→ DATA RECORDS:
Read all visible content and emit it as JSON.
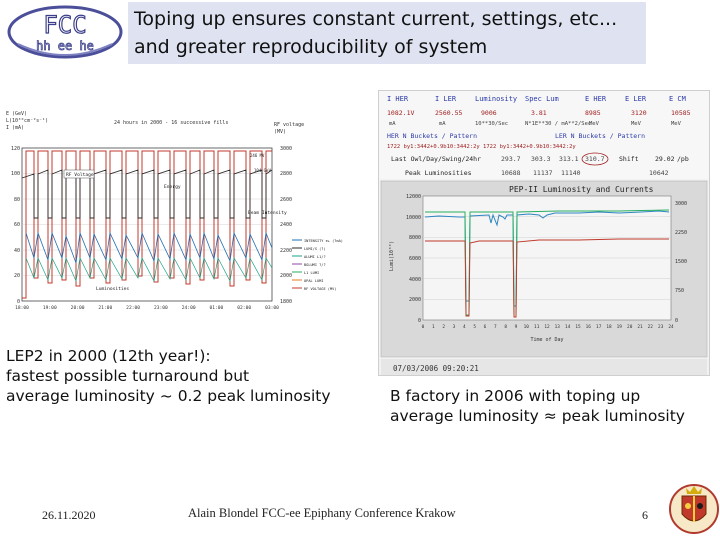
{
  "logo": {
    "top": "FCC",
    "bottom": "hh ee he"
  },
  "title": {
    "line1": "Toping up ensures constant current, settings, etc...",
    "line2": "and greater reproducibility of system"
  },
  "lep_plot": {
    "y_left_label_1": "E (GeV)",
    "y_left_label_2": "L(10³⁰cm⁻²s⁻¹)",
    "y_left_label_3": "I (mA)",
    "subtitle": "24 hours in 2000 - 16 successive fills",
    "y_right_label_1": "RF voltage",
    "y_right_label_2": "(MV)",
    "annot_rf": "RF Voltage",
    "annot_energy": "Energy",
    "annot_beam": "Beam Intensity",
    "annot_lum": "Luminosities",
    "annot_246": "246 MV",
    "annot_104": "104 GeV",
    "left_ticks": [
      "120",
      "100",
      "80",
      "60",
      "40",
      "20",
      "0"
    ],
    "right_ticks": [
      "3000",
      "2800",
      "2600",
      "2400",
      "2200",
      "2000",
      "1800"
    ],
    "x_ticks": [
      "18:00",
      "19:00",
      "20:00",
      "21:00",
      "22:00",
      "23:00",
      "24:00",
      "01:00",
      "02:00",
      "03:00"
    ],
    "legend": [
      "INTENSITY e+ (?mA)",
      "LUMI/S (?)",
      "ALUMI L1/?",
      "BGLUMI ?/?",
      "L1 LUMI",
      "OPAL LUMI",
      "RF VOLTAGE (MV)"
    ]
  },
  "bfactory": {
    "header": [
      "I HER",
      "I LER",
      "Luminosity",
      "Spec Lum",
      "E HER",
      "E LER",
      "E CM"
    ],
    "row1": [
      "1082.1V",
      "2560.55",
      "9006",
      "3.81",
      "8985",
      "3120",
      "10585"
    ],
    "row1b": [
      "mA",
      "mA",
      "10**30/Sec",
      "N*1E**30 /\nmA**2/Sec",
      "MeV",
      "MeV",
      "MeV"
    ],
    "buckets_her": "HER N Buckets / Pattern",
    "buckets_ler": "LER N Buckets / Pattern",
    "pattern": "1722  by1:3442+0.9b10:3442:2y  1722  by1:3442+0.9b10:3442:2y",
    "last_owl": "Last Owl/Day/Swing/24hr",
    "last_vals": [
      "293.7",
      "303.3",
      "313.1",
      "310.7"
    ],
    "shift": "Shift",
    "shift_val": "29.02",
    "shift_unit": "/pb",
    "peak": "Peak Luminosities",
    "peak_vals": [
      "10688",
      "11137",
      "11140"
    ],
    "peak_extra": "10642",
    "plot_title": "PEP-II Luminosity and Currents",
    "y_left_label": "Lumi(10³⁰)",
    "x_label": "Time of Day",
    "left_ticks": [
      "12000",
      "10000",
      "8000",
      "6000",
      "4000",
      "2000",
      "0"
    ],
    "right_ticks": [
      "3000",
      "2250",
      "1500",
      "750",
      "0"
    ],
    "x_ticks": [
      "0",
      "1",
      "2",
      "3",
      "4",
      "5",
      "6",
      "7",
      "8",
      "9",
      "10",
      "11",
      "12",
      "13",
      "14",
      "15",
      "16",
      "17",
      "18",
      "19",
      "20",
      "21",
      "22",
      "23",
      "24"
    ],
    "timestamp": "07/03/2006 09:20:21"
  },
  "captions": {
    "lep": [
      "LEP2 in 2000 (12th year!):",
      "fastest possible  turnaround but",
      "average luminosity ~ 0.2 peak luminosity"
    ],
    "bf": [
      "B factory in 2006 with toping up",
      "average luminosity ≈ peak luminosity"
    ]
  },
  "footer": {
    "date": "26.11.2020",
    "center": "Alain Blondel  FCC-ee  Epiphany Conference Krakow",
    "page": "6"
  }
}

→ AIM: Make an exact copy of the records shown above, without the pictures.

→ EXERCISE OUTPUT:
Read all visible content and emit it as JSON.
{
  "logo": {
    "top": "FCC",
    "bottom": "hh ee he"
  },
  "title": {
    "line1": "Toping up ensures constant current, settings, etc...",
    "line2": "and greater reproducibility of system"
  },
  "lep_plot": {
    "y_left_label_1": "E (GeV)",
    "y_left_label_2": "L(10³⁰cm⁻²s⁻¹)",
    "y_left_label_3": "I (mA)",
    "subtitle": "24 hours in 2000 - 16 successive fills",
    "y_right_label_1": "RF voltage",
    "y_right_label_2": "(MV)",
    "annot_rf": "RF Voltage",
    "annot_energy": "Energy",
    "annot_beam": "Beam Intensity",
    "annot_lum": "Luminosities",
    "annot_246": "246 MV",
    "annot_104": "104 GeV",
    "left_ticks": [
      "120",
      "100",
      "80",
      "60",
      "40",
      "20",
      "0"
    ],
    "right_ticks": [
      "3000",
      "2800",
      "2600",
      "2400",
      "2200",
      "2000",
      "1800"
    ],
    "x_ticks": [
      "18:00",
      "19:00",
      "20:00",
      "21:00",
      "22:00",
      "23:00",
      "24:00",
      "01:00",
      "02:00",
      "03:00"
    ],
    "legend": [
      "INTENSITY e+ (?mA)",
      "LUMI/S (?)",
      "ALUMI L1/?",
      "BGLUMI ?/?",
      "L1 LUMI",
      "OPAL LUMI",
      "RF VOLTAGE (MV)"
    ]
  },
  "bfactory": {
    "header": [
      "I HER",
      "I LER",
      "Luminosity",
      "Spec Lum",
      "E HER",
      "E LER",
      "E CM"
    ],
    "row1": [
      "1082.1V",
      "2560.55",
      "9006",
      "3.81",
      "8985",
      "3120",
      "10585"
    ],
    "row1b": [
      "mA",
      "mA",
      "10**30/Sec",
      "N*1E**30 /\nmA**2/Sec",
      "MeV",
      "MeV",
      "MeV"
    ],
    "buckets_her": "HER N Buckets / Pattern",
    "buckets_ler": "LER N Buckets / Pattern",
    "pattern": "1722  by1:3442+0.9b10:3442:2y  1722  by1:3442+0.9b10:3442:2y",
    "last_owl": "Last Owl/Day/Swing/24hr",
    "last_vals": [
      "293.7",
      "303.3",
      "313.1",
      "310.7"
    ],
    "shift": "Shift",
    "shift_val": "29.02",
    "shift_unit": "/pb",
    "peak": "Peak Luminosities",
    "peak_vals": [
      "10688",
      "11137",
      "11140"
    ],
    "peak_extra": "10642",
    "plot_title": "PEP-II Luminosity and Currents",
    "y_left_label": "Lumi(10³⁰)",
    "x_label": "Time of Day",
    "left_ticks": [
      "12000",
      "10000",
      "8000",
      "6000",
      "4000",
      "2000",
      "0"
    ],
    "right_ticks": [
      "3000",
      "2250",
      "1500",
      "750",
      "0"
    ],
    "x_ticks": [
      "0",
      "1",
      "2",
      "3",
      "4",
      "5",
      "6",
      "7",
      "8",
      "9",
      "10",
      "11",
      "12",
      "13",
      "14",
      "15",
      "16",
      "17",
      "18",
      "19",
      "20",
      "21",
      "22",
      "23",
      "24"
    ],
    "timestamp": "07/03/2006 09:20:21"
  },
  "captions": {
    "lep": [
      "LEP2 in 2000 (12th year!):",
      "fastest possible  turnaround but",
      "average luminosity ~ 0.2 peak luminosity"
    ],
    "bf": [
      "B factory in 2006 with toping up",
      "average luminosity ≈ peak luminosity"
    ]
  },
  "footer": {
    "date": "26.11.2020",
    "center": "Alain Blondel  FCC-ee  Epiphany Conference Krakow",
    "page": "6"
  }
}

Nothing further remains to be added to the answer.